What is required:
Go through the data below. Pull out every line that has the word "pleno".
=-=-=-=-=
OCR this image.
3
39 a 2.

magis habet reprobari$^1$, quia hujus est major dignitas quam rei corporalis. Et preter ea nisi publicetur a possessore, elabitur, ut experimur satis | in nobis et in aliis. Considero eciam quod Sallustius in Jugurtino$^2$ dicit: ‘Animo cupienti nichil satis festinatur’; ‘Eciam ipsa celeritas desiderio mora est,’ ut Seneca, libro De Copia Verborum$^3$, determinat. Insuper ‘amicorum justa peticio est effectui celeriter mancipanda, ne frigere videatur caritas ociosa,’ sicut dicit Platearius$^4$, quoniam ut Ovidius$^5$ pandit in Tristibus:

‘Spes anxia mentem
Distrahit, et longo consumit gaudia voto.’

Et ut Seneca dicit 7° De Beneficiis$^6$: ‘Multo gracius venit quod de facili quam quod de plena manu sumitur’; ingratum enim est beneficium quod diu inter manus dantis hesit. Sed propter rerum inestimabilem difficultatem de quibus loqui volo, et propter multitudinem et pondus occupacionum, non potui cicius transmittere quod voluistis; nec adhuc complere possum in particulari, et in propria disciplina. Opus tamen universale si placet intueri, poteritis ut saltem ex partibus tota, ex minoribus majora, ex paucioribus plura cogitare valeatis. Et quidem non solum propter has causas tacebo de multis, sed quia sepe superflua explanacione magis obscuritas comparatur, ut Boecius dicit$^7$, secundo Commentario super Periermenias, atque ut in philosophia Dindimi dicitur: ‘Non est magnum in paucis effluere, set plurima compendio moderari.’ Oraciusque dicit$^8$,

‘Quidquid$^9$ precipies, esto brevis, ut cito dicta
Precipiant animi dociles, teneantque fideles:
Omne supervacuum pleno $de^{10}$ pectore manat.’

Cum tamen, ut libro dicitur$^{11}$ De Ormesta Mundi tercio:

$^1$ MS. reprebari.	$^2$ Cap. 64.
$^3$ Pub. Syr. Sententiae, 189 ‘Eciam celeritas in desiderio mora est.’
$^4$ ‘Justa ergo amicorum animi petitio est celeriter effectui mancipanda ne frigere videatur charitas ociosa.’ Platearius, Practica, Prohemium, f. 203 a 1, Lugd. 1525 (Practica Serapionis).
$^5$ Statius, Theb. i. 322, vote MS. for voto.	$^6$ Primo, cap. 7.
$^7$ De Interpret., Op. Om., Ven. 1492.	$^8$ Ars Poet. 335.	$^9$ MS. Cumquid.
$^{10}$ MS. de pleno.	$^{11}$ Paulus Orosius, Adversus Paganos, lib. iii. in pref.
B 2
=-=-=-=-=
Final result:
Omne supervacuum pleno $de^{10}$ pectore manat.’
$^{10}$ MS. de pleno.	$^{11}$ Paulus Orosius, Adversus Paganos, lib. iii. in pref.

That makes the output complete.